Your instructions » Restate each line word for word. Leave out every picture.

Data extract »
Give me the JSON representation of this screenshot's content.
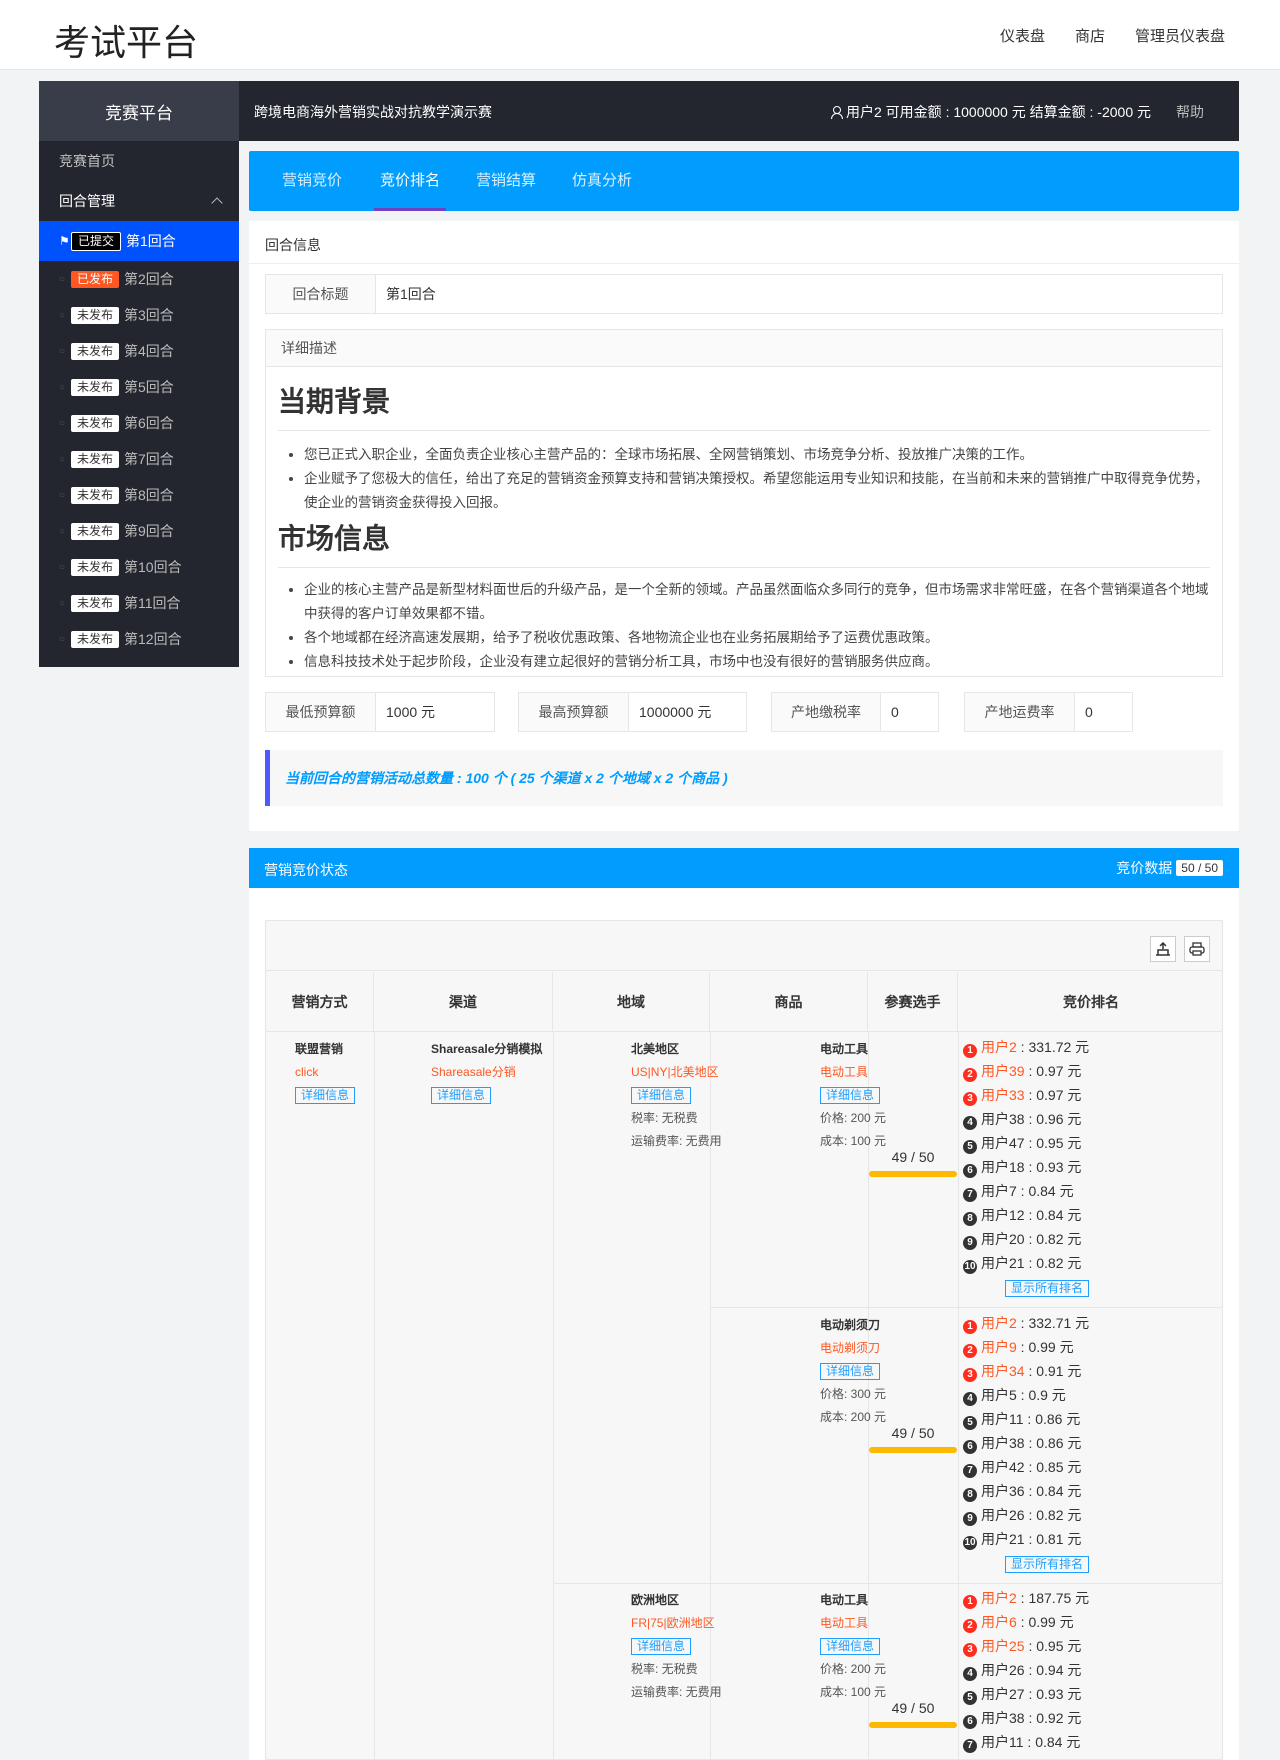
{
  "topbar": {
    "brand": "考试平台",
    "nav": [
      "仪表盘",
      "商店",
      "管理员仪表盘"
    ]
  },
  "sidebar": {
    "title": "竞赛平台",
    "home": "竞赛首页",
    "group": "回合管理",
    "rounds": [
      {
        "badge": "已提交",
        "label": "第1回合"
      },
      {
        "badge": "已发布",
        "label": "第2回合"
      },
      {
        "badge": "未发布",
        "label": "第3回合"
      },
      {
        "badge": "未发布",
        "label": "第4回合"
      },
      {
        "badge": "未发布",
        "label": "第5回合"
      },
      {
        "badge": "未发布",
        "label": "第6回合"
      },
      {
        "badge": "未发布",
        "label": "第7回合"
      },
      {
        "badge": "未发布",
        "label": "第8回合"
      },
      {
        "badge": "未发布",
        "label": "第9回合"
      },
      {
        "badge": "未发布",
        "label": "第10回合"
      },
      {
        "badge": "未发布",
        "label": "第11回合"
      },
      {
        "badge": "未发布",
        "label": "第12回合"
      }
    ]
  },
  "header": {
    "title": "跨境电商海外营销实战对抗教学演示赛",
    "user_info": "用户2 可用金额 : 1000000 元 结算金额 : -2000 元",
    "help": "帮助"
  },
  "tabs": [
    "营销竞价",
    "竞价排名",
    "营销结算",
    "仿真分析"
  ],
  "round_info": {
    "card_title": "回合信息",
    "title_label": "回合标题",
    "title_value": "第1回合",
    "desc_label": "详细描述",
    "heading1": "当期背景",
    "bullets1": [
      "您已正式入职企业，全面负责企业核心主营产品的：全球市场拓展、全网营销策划、市场竞争分析、投放推广决策的工作。",
      "企业赋予了您极大的信任，给出了充足的营销资金预算支持和营销决策授权。希望您能运用专业知识和技能，在当前和未来的营销推广中取得竞争优势，使企业的营销资金获得投入回报。"
    ],
    "heading2": "市场信息",
    "bullets2": [
      "企业的核心主营产品是新型材料面世后的升级产品，是一个全新的领域。产品虽然面临众多同行的竞争，但市场需求非常旺盛，在各个营销渠道各个地域中获得的客户订单效果都不错。",
      "各个地域都在经济高速发展期，给予了税收优惠政策、各地物流企业也在业务拓展期给予了运费优惠政策。",
      "信息科技技术处于起步阶段，企业没有建立起很好的营销分析工具，市场中也没有很好的营销服务供应商。"
    ],
    "min_budget_label": "最低预算额",
    "min_budget": "1000 元",
    "max_budget_label": "最高预算额",
    "max_budget": "1000000 元",
    "tax_label": "产地缴税率",
    "tax": "0",
    "freight_label": "产地运费率",
    "freight": "0",
    "note": "当前回合的营销活动总数量 : 100 个 ( 25 个渠道 x 2 个地域 x 2 个商品 )"
  },
  "status": {
    "title": "营销竞价状态",
    "data_label": "竞价数据",
    "data_count": "50 / 50"
  },
  "table": {
    "headers": [
      "营销方式",
      "渠道",
      "地域",
      "商品",
      "参赛选手",
      "竞价排名"
    ],
    "method": {
      "name": "联盟营销",
      "sub": "click",
      "btn": "详细信息"
    },
    "channel": {
      "name": "Shareasale分销模拟",
      "sub": "Shareasale分销",
      "btn": "详细信息"
    },
    "regions": [
      {
        "name": "北美地区",
        "sub": "US|NY|北美地区",
        "btn": "详细信息",
        "tax": "税率: 无税费",
        "freight": "运输费率: 无费用"
      },
      {
        "name": "欧洲地区",
        "sub": "FR|75|欧洲地区",
        "btn": "详细信息",
        "tax": "税率: 无税费",
        "freight": "运输费率: 无费用"
      }
    ],
    "products": [
      {
        "name": "电动工具",
        "sub": "电动工具",
        "btn": "详细信息",
        "price": "价格: 200 元",
        "cost": "成本: 100 元",
        "players": "49 / 50",
        "ranks": [
          "用户2 : 331.72 元",
          "用户39 : 0.97 元",
          "用户33 : 0.97 元",
          "用户38 : 0.96 元",
          "用户47 : 0.95 元",
          "用户18 : 0.93 元",
          "用户7 : 0.84 元",
          "用户12 : 0.84 元",
          "用户20 : 0.82 元",
          "用户21 : 0.82 元"
        ]
      },
      {
        "name": "电动剃须刀",
        "sub": "电动剃须刀",
        "btn": "详细信息",
        "price": "价格: 300 元",
        "cost": "成本: 200 元",
        "players": "49 / 50",
        "ranks": [
          "用户2 : 332.71 元",
          "用户9 : 0.99 元",
          "用户34 : 0.91 元",
          "用户5 : 0.9 元",
          "用户11 : 0.86 元",
          "用户38 : 0.86 元",
          "用户42 : 0.85 元",
          "用户36 : 0.84 元",
          "用户26 : 0.82 元",
          "用户21 : 0.81 元"
        ]
      },
      {
        "name": "电动工具",
        "sub": "电动工具",
        "btn": "详细信息",
        "price": "价格: 200 元",
        "cost": "成本: 100 元",
        "players": "49 / 50",
        "ranks": [
          "用户2 : 187.75 元",
          "用户6 : 0.99 元",
          "用户25 : 0.95 元",
          "用户26 : 0.94 元",
          "用户27 : 0.93 元",
          "用户38 : 0.92 元",
          "用户11 : 0.84 元"
        ]
      }
    ],
    "show_all": "显示所有排名"
  },
  "colors": {
    "primary": "#009dff",
    "active_nav": "#0052ff",
    "sidebar_bg": "#23262e",
    "danger": "#ff5722",
    "progress": "#ffb800"
  }
}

Problem solution »
Give me the JSON representation of this screenshot's content.
{
  "topbar": {
    "brand": "考试平台",
    "nav": [
      "仪表盘",
      "商店",
      "管理员仪表盘"
    ]
  },
  "sidebar": {
    "title": "竞赛平台",
    "home": "竞赛首页",
    "group": "回合管理",
    "rounds": [
      {
        "badge": "已提交",
        "label": "第1回合"
      },
      {
        "badge": "已发布",
        "label": "第2回合"
      },
      {
        "badge": "未发布",
        "label": "第3回合"
      },
      {
        "badge": "未发布",
        "label": "第4回合"
      },
      {
        "badge": "未发布",
        "label": "第5回合"
      },
      {
        "badge": "未发布",
        "label": "第6回合"
      },
      {
        "badge": "未发布",
        "label": "第7回合"
      },
      {
        "badge": "未发布",
        "label": "第8回合"
      },
      {
        "badge": "未发布",
        "label": "第9回合"
      },
      {
        "badge": "未发布",
        "label": "第10回合"
      },
      {
        "badge": "未发布",
        "label": "第11回合"
      },
      {
        "badge": "未发布",
        "label": "第12回合"
      }
    ]
  },
  "header": {
    "title": "跨境电商海外营销实战对抗教学演示赛",
    "user_info": "用户2 可用金额 : 1000000 元 结算金额 : -2000 元",
    "help": "帮助"
  },
  "tabs": [
    "营销竞价",
    "竞价排名",
    "营销结算",
    "仿真分析"
  ],
  "round_info": {
    "card_title": "回合信息",
    "title_label": "回合标题",
    "title_value": "第1回合",
    "desc_label": "详细描述",
    "heading1": "当期背景",
    "bullets1": [
      "您已正式入职企业，全面负责企业核心主营产品的：全球市场拓展、全网营销策划、市场竞争分析、投放推广决策的工作。",
      "企业赋予了您极大的信任，给出了充足的营销资金预算支持和营销决策授权。希望您能运用专业知识和技能，在当前和未来的营销推广中取得竞争优势，使企业的营销资金获得投入回报。"
    ],
    "heading2": "市场信息",
    "bullets2": [
      "企业的核心主营产品是新型材料面世后的升级产品，是一个全新的领域。产品虽然面临众多同行的竞争，但市场需求非常旺盛，在各个营销渠道各个地域中获得的客户订单效果都不错。",
      "各个地域都在经济高速发展期，给予了税收优惠政策、各地物流企业也在业务拓展期给予了运费优惠政策。",
      "信息科技技术处于起步阶段，企业没有建立起很好的营销分析工具，市场中也没有很好的营销服务供应商。"
    ],
    "min_budget_label": "最低预算额",
    "min_budget": "1000 元",
    "max_budget_label": "最高预算额",
    "max_budget": "1000000 元",
    "tax_label": "产地缴税率",
    "tax": "0",
    "freight_label": "产地运费率",
    "freight": "0",
    "note": "当前回合的营销活动总数量 : 100 个 ( 25 个渠道 x 2 个地域 x 2 个商品 )"
  },
  "status": {
    "title": "营销竞价状态",
    "data_label": "竞价数据",
    "data_count": "50 / 50"
  },
  "table": {
    "headers": [
      "营销方式",
      "渠道",
      "地域",
      "商品",
      "参赛选手",
      "竞价排名"
    ],
    "method": {
      "name": "联盟营销",
      "sub": "click",
      "btn": "详细信息"
    },
    "channel": {
      "name": "Shareasale分销模拟",
      "sub": "Shareasale分销",
      "btn": "详细信息"
    },
    "regions": [
      {
        "name": "北美地区",
        "sub": "US|NY|北美地区",
        "btn": "详细信息",
        "tax": "税率: 无税费",
        "freight": "运输费率: 无费用"
      },
      {
        "name": "欧洲地区",
        "sub": "FR|75|欧洲地区",
        "btn": "详细信息",
        "tax": "税率: 无税费",
        "freight": "运输费率: 无费用"
      }
    ],
    "products": [
      {
        "name": "电动工具",
        "sub": "电动工具",
        "btn": "详细信息",
        "price": "价格: 200 元",
        "cost": "成本: 100 元",
        "players": "49 / 50",
        "ranks": [
          "用户2 : 331.72 元",
          "用户39 : 0.97 元",
          "用户33 : 0.97 元",
          "用户38 : 0.96 元",
          "用户47 : 0.95 元",
          "用户18 : 0.93 元",
          "用户7 : 0.84 元",
          "用户12 : 0.84 元",
          "用户20 : 0.82 元",
          "用户21 : 0.82 元"
        ]
      },
      {
        "name": "电动剃须刀",
        "sub": "电动剃须刀",
        "btn": "详细信息",
        "price": "价格: 300 元",
        "cost": "成本: 200 元",
        "players": "49 / 50",
        "ranks": [
          "用户2 : 332.71 元",
          "用户9 : 0.99 元",
          "用户34 : 0.91 元",
          "用户5 : 0.9 元",
          "用户11 : 0.86 元",
          "用户38 : 0.86 元",
          "用户42 : 0.85 元",
          "用户36 : 0.84 元",
          "用户26 : 0.82 元",
          "用户21 : 0.81 元"
        ]
      },
      {
        "name": "电动工具",
        "sub": "电动工具",
        "btn": "详细信息",
        "price": "价格: 200 元",
        "cost": "成本: 100 元",
        "players": "49 / 50",
        "ranks": [
          "用户2 : 187.75 元",
          "用户6 : 0.99 元",
          "用户25 : 0.95 元",
          "用户26 : 0.94 元",
          "用户27 : 0.93 元",
          "用户38 : 0.92 元",
          "用户11 : 0.84 元"
        ]
      }
    ],
    "show_all": "显示所有排名"
  },
  "colors": {
    "primary": "#009dff",
    "active_nav": "#0052ff",
    "sidebar_bg": "#23262e",
    "danger": "#ff5722",
    "progress": "#ffb800"
  }
}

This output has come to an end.